*DIRECTION:* Each entry needs to be restated exactly as written.

** BEGIN DATA SECTION **

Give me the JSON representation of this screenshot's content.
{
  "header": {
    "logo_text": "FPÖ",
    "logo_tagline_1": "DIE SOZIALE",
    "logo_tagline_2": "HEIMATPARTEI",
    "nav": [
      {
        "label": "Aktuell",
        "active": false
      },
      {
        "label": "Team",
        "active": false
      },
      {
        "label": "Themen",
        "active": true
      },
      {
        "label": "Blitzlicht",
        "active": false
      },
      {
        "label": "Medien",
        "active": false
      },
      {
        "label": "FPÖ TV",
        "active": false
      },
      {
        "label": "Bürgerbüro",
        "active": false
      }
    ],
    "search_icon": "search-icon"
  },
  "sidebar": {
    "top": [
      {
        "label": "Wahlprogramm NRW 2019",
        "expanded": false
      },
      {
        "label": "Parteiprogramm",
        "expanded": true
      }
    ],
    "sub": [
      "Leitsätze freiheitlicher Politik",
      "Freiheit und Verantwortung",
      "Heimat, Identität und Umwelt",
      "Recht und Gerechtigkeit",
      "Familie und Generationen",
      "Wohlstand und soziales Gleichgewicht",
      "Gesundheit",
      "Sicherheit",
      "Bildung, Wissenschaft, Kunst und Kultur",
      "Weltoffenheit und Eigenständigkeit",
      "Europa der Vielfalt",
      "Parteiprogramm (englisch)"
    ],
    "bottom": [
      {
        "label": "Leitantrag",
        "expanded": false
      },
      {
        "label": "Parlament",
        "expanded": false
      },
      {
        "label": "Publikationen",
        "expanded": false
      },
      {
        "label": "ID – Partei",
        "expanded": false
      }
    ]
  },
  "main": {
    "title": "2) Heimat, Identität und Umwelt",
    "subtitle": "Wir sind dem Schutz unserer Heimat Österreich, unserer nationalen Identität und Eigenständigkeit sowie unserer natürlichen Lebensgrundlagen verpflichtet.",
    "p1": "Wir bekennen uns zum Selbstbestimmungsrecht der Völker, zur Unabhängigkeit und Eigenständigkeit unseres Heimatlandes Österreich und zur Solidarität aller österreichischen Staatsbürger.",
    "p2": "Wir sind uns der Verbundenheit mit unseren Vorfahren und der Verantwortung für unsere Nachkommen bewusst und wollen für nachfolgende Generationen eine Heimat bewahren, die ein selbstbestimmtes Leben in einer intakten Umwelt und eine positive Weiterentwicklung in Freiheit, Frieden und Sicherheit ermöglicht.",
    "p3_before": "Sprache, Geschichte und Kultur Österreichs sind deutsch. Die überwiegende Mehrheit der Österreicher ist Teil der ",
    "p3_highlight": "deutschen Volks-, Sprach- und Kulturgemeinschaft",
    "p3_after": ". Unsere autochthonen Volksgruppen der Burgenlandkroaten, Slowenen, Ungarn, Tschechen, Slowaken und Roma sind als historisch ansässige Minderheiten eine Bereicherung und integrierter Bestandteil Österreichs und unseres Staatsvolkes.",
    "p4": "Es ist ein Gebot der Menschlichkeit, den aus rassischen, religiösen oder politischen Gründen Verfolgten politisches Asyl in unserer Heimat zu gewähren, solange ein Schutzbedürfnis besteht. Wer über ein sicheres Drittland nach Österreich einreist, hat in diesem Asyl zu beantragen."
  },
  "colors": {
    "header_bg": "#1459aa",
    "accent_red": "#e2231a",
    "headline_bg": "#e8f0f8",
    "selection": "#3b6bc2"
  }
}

** END DATA SECTION **

*EXERCISE OUTPUT:*
Give me the JSON representation of this screenshot's content.
{
  "header": {
    "logo_text": "FPÖ",
    "logo_tagline_1": "DIE SOZIALE",
    "logo_tagline_2": "HEIMATPARTEI",
    "nav": [
      {
        "label": "Aktuell",
        "active": false
      },
      {
        "label": "Team",
        "active": false
      },
      {
        "label": "Themen",
        "active": true
      },
      {
        "label": "Blitzlicht",
        "active": false
      },
      {
        "label": "Medien",
        "active": false
      },
      {
        "label": "FPÖ TV",
        "active": false
      },
      {
        "label": "Bürgerbüro",
        "active": false
      }
    ],
    "search_icon": "search-icon"
  },
  "sidebar": {
    "top": [
      {
        "label": "Wahlprogramm NRW 2019",
        "expanded": false
      },
      {
        "label": "Parteiprogramm",
        "expanded": true
      }
    ],
    "sub": [
      "Leitsätze freiheitlicher Politik",
      "Freiheit und Verantwortung",
      "Heimat, Identität und Umwelt",
      "Recht und Gerechtigkeit",
      "Familie und Generationen",
      "Wohlstand und soziales Gleichgewicht",
      "Gesundheit",
      "Sicherheit",
      "Bildung, Wissenschaft, Kunst und Kultur",
      "Weltoffenheit und Eigenständigkeit",
      "Europa der Vielfalt",
      "Parteiprogramm (englisch)"
    ],
    "bottom": [
      {
        "label": "Leitantrag",
        "expanded": false
      },
      {
        "label": "Parlament",
        "expanded": false
      },
      {
        "label": "Publikationen",
        "expanded": false
      },
      {
        "label": "ID – Partei",
        "expanded": false
      }
    ]
  },
  "main": {
    "title": "2) Heimat, Identität und Umwelt",
    "subtitle": "Wir sind dem Schutz unserer Heimat Österreich, unserer nationalen Identität und Eigenständigkeit sowie unserer natürlichen Lebensgrundlagen verpflichtet.",
    "p1": "Wir bekennen uns zum Selbstbestimmungsrecht der Völker, zur Unabhängigkeit und Eigenständigkeit unseres Heimatlandes Österreich und zur Solidarität aller österreichischen Staatsbürger.",
    "p2": "Wir sind uns der Verbundenheit mit unseren Vorfahren und der Verantwortung für unsere Nachkommen bewusst und wollen für nachfolgende Generationen eine Heimat bewahren, die ein selbstbestimmtes Leben in einer intakten Umwelt und eine positive Weiterentwicklung in Freiheit, Frieden und Sicherheit ermöglicht.",
    "p3_before": "Sprache, Geschichte und Kultur Österreichs sind deutsch. Die überwiegende Mehrheit der Österreicher ist Teil der ",
    "p3_highlight": "deutschen Volks-, Sprach- und Kulturgemeinschaft",
    "p3_after": ". Unsere autochthonen Volksgruppen der Burgenlandkroaten, Slowenen, Ungarn, Tschechen, Slowaken und Roma sind als historisch ansässige Minderheiten eine Bereicherung und integrierter Bestandteil Österreichs und unseres Staatsvolkes.",
    "p4": "Es ist ein Gebot der Menschlichkeit, den aus rassischen, religiösen oder politischen Gründen Verfolgten politisches Asyl in unserer Heimat zu gewähren, solange ein Schutzbedürfnis besteht. Wer über ein sicheres Drittland nach Österreich einreist, hat in diesem Asyl zu beantragen."
  },
  "colors": {
    "header_bg": "#1459aa",
    "accent_red": "#e2231a",
    "headline_bg": "#e8f0f8",
    "selection": "#3b6bc2"
  }
}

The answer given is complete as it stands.